• 原文:
----------
「ゲーム好きとして腹立たしい」ドラゴンクエスト ユア・ストーリー らこみりさんの映画レビュー(感想・評価)
ゲーム好きとして腹立たしい
途中までは凄く良かったです。ドラクエはやったことないんですけど、ゲームは大好き。迫力あるグラフィックと血湧き肉躍る展開、魅力的な花嫁。
ドラクエが愛されている理由が分かるなあ、VRオチってネタバレがあったけど、さすがにそんなことしたら酷すぎるだろ、とか思ってたら本当にVRオチで、ビアンカが、アルスが、仲間達が、プログラムとして消えていく。それだけでも酷いのに淡々と現実を見ろ、大人になれとか喋りだす。
これが自分の心に眠る童心を奮い立たせてくれるゲームに対する侮辱でなければ何ですか。創作されたものとしてのゲームを楽しんでるプレイヤー達と、キャラクターやその世界に魂込めてゲーム作ってる人達に対する冷笑でなければ何ですか。
----------
文書理解データ
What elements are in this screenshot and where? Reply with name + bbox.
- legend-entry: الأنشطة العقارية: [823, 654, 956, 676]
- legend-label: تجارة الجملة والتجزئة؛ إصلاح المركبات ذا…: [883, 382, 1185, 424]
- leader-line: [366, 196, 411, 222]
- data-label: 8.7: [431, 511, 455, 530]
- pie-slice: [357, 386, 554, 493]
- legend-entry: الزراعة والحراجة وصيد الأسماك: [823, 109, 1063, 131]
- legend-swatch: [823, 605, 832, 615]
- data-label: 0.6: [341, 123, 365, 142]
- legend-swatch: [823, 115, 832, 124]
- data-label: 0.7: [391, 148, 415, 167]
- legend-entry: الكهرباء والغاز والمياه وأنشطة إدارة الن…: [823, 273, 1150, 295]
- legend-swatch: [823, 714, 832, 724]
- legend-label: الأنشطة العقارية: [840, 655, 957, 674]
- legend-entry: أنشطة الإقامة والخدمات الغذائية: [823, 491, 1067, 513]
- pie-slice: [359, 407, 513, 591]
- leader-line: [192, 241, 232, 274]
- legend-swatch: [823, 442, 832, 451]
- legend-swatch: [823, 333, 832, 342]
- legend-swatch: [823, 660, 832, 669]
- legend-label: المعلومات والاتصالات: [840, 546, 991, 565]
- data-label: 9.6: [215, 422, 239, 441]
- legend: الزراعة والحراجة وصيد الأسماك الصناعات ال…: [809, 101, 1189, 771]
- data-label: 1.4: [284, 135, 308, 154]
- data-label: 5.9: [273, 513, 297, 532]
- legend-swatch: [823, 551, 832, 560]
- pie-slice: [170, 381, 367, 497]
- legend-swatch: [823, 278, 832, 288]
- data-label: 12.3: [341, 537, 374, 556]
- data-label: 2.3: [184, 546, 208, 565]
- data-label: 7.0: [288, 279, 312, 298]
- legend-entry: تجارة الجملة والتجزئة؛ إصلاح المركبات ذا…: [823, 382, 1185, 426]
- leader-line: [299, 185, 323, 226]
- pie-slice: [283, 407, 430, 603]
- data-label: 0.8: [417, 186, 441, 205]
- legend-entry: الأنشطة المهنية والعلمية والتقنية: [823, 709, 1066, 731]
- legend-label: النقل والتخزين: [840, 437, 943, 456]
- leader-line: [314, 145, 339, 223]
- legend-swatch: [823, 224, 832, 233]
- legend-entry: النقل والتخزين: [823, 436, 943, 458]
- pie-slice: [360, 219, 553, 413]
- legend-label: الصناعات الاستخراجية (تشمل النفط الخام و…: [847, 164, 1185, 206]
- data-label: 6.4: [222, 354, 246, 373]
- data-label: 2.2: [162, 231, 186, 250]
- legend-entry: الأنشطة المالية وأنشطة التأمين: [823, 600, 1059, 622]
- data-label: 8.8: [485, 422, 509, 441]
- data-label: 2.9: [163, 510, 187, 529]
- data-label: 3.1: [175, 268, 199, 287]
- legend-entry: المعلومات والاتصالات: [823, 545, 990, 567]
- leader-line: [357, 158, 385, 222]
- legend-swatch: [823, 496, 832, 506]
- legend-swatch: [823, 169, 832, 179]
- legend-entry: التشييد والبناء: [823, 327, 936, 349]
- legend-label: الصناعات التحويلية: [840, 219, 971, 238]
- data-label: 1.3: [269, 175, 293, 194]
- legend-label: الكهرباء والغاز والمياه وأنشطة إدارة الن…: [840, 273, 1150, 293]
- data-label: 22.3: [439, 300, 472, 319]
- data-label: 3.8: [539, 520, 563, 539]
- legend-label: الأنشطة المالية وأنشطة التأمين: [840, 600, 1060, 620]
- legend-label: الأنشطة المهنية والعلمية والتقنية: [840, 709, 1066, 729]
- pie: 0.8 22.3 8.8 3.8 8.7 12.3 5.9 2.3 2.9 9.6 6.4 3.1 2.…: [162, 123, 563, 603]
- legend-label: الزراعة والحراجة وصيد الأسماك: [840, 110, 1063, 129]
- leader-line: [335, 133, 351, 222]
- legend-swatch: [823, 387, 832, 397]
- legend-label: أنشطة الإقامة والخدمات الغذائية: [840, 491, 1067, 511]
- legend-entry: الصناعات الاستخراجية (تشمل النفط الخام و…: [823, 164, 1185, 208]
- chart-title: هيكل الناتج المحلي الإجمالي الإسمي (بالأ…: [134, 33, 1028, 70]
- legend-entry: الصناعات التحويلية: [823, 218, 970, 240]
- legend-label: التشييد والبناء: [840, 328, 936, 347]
----------
• 問題文: 映画レビューでは、VRオチによってプログラムとして消えていくのは誰だと書かれていますか。 この資料は原文とは別のものです。

• 解答: ビアンカ、アルス、仲間達です。